Entries from a dataset
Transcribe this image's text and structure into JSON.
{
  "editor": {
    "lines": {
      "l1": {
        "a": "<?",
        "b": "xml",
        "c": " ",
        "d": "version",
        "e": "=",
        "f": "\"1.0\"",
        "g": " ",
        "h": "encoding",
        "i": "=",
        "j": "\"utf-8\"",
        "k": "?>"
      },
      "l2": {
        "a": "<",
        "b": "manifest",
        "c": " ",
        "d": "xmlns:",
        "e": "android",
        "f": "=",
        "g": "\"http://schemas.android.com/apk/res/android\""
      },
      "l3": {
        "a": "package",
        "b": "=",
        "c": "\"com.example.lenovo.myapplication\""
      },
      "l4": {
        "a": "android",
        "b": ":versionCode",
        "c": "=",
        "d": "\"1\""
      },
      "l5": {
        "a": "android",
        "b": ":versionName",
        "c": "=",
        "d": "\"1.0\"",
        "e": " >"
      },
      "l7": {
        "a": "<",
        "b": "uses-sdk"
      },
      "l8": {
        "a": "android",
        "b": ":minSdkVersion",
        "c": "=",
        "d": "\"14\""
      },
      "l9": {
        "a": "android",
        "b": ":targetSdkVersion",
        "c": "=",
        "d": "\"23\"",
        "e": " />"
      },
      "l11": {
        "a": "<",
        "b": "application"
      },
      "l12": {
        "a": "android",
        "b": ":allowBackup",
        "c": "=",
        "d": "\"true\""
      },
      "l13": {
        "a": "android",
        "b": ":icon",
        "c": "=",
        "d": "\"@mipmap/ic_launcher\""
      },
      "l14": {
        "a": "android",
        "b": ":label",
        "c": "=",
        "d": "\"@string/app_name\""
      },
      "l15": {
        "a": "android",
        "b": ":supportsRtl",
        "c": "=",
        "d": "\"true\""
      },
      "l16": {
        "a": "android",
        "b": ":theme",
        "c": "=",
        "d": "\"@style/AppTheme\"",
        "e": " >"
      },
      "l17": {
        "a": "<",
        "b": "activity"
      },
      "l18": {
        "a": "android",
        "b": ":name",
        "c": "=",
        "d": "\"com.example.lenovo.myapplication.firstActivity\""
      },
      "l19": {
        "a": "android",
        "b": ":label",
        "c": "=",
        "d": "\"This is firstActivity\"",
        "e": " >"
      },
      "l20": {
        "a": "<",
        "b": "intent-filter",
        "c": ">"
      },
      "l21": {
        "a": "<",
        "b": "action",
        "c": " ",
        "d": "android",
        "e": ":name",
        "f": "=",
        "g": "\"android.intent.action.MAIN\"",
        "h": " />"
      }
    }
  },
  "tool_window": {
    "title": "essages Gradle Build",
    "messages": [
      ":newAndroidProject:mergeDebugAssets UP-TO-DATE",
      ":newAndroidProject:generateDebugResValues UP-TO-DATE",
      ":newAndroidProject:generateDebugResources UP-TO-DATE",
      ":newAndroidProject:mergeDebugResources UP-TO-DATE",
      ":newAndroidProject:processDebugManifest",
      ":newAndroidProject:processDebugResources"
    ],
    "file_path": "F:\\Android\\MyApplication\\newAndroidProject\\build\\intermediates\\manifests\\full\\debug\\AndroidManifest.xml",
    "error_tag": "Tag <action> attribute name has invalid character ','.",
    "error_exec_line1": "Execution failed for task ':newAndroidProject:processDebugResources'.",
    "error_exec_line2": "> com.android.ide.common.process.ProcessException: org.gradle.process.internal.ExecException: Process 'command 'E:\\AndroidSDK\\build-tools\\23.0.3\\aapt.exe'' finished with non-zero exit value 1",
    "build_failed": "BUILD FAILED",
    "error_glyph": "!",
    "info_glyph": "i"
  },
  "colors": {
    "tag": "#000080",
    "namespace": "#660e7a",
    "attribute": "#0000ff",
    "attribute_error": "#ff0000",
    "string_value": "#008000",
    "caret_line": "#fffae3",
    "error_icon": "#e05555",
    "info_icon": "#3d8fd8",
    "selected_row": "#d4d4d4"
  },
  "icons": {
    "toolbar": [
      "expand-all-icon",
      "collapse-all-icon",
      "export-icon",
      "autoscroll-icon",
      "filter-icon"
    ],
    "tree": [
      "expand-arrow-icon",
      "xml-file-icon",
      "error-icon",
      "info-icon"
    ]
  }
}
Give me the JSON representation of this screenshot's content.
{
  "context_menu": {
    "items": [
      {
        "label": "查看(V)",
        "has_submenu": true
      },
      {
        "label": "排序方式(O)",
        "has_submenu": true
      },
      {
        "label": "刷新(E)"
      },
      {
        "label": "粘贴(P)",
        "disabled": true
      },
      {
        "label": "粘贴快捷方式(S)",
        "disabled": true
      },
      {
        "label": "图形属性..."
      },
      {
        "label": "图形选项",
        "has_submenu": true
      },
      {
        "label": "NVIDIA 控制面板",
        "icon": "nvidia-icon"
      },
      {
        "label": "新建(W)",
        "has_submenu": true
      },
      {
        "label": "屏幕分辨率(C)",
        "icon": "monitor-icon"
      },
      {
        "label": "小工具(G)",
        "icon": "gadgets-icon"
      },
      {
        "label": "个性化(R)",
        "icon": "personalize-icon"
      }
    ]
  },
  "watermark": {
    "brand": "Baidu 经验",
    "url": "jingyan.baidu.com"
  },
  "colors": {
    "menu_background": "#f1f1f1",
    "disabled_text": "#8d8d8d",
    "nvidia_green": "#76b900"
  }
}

**WRITTEN PROBLEM:**
Each record above should be restated word for word.

**TASK RESULT:**
Transcribe this image's text and structure into JSON.
{
  "editor": {
    "lines": {
      "l1": {
        "a": "<?",
        "b": "xml",
        "c": " ",
        "d": "version",
        "e": "=",
        "f": "\"1.0\"",
        "g": " ",
        "h": "encoding",
        "i": "=",
        "j": "\"utf-8\"",
        "k": "?>"
      },
      "l2": {
        "a": "<",
        "b": "manifest",
        "c": " ",
        "d": "xmlns:",
        "e": "android",
        "f": "=",
        "g": "\"http://schemas.android.com/apk/res/android\""
      },
      "l3": {
        "a": "package",
        "b": "=",
        "c": "\"com.example.lenovo.myapplication\""
      },
      "l4": {
        "a": "android",
        "b": ":versionCode",
        "c": "=",
        "d": "\"1\""
      },
      "l5": {
        "a": "android",
        "b": ":versionName",
        "c": "=",
        "d": "\"1.0\"",
        "e": " >"
      },
      "l7": {
        "a": "<",
        "b": "uses-sdk"
      },
      "l8": {
        "a": "android",
        "b": ":minSdkVersion",
        "c": "=",
        "d": "\"14\""
      },
      "l9": {
        "a": "android",
        "b": ":targetSdkVersion",
        "c": "=",
        "d": "\"23\"",
        "e": " />"
      },
      "l11": {
        "a": "<",
        "b": "application"
      },
      "l12": {
        "a": "android",
        "b": ":allowBackup",
        "c": "=",
        "d": "\"true\""
      },
      "l13": {
        "a": "android",
        "b": ":icon",
        "c": "=",
        "d": "\"@mipmap/ic_launcher\""
      },
      "l14": {
        "a": "android",
        "b": ":label",
        "c": "=",
        "d": "\"@string/app_name\""
      },
      "l15": {
        "a": "android",
        "b": ":supportsRtl",
        "c": "=",
        "d": "\"true\""
      },
      "l16": {
        "a": "android",
        "b": ":theme",
        "c": "=",
        "d": "\"@style/AppTheme\"",
        "e": " >"
      },
      "l17": {
        "a": "<",
        "b": "activity"
      },
      "l18": {
        "a": "android",
        "b": ":name",
        "c": "=",
        "d": "\"com.example.lenovo.myapplication.firstActivity\""
      },
      "l19": {
        "a": "android",
        "b": ":label",
        "c": "=",
        "d": "\"This is firstActivity\"",
        "e": " >"
      },
      "l20": {
        "a": "<",
        "b": "intent-filter",
        "c": ">"
      },
      "l21": {
        "a": "<",
        "b": "action",
        "c": " ",
        "d": "android",
        "e": ":name",
        "f": "=",
        "g": "\"android.intent.action.MAIN\"",
        "h": " />"
      }
    }
  },
  "tool_window": {
    "title": "essages Gradle Build",
    "messages": [
      ":newAndroidProject:mergeDebugAssets UP-TO-DATE",
      ":newAndroidProject:generateDebugResValues UP-TO-DATE",
      ":newAndroidProject:generateDebugResources UP-TO-DATE",
      ":newAndroidProject:mergeDebugResources UP-TO-DATE",
      ":newAndroidProject:processDebugManifest",
      ":newAndroidProject:processDebugResources"
    ],
    "file_path": "F:\\Android\\MyApplication\\newAndroidProject\\build\\intermediates\\manifests\\full\\debug\\AndroidManifest.xml",
    "error_tag": "Tag <action> attribute name has invalid character ','.",
    "error_exec_line1": "Execution failed for task ':newAndroidProject:processDebugResources'.",
    "error_exec_line2": "> com.android.ide.common.process.ProcessException: org.gradle.process.internal.ExecException: Process 'command 'E:\\AndroidSDK\\build-tools\\23.0.3\\aapt.exe'' finished with non-zero exit value 1",
    "build_failed": "BUILD FAILED",
    "error_glyph": "!",
    "info_glyph": "i"
  },
  "colors": {
    "tag": "#000080",
    "namespace": "#660e7a",
    "attribute": "#0000ff",
    "attribute_error": "#ff0000",
    "string_value": "#008000",
    "caret_line": "#fffae3",
    "error_icon": "#e05555",
    "info_icon": "#3d8fd8",
    "selected_row": "#d4d4d4"
  },
  "icons": {
    "toolbar": [
      "expand-all-icon",
      "collapse-all-icon",
      "export-icon",
      "autoscroll-icon",
      "filter-icon"
    ],
    "tree": [
      "expand-arrow-icon",
      "xml-file-icon",
      "error-icon",
      "info-icon"
    ]
  }
}
Give me the JSON representation of this screenshot's content.
{
  "context_menu": {
    "items": [
      {
        "label": "查看(V)",
        "has_submenu": true
      },
      {
        "label": "排序方式(O)",
        "has_submenu": true
      },
      {
        "label": "刷新(E)"
      },
      {
        "label": "粘贴(P)",
        "disabled": true
      },
      {
        "label": "粘贴快捷方式(S)",
        "disabled": true
      },
      {
        "label": "图形属性..."
      },
      {
        "label": "图形选项",
        "has_submenu": true
      },
      {
        "label": "NVIDIA 控制面板",
        "icon": "nvidia-icon"
      },
      {
        "label": "新建(W)",
        "has_submenu": true
      },
      {
        "label": "屏幕分辨率(C)",
        "icon": "monitor-icon"
      },
      {
        "label": "小工具(G)",
        "icon": "gadgets-icon"
      },
      {
        "label": "个性化(R)",
        "icon": "personalize-icon"
      }
    ]
  },
  "watermark": {
    "brand": "Baidu 经验",
    "url": "jingyan.baidu.com"
  },
  "colors": {
    "menu_background": "#f1f1f1",
    "disabled_text": "#8d8d8d",
    "nvidia_green": "#76b900"
  }
}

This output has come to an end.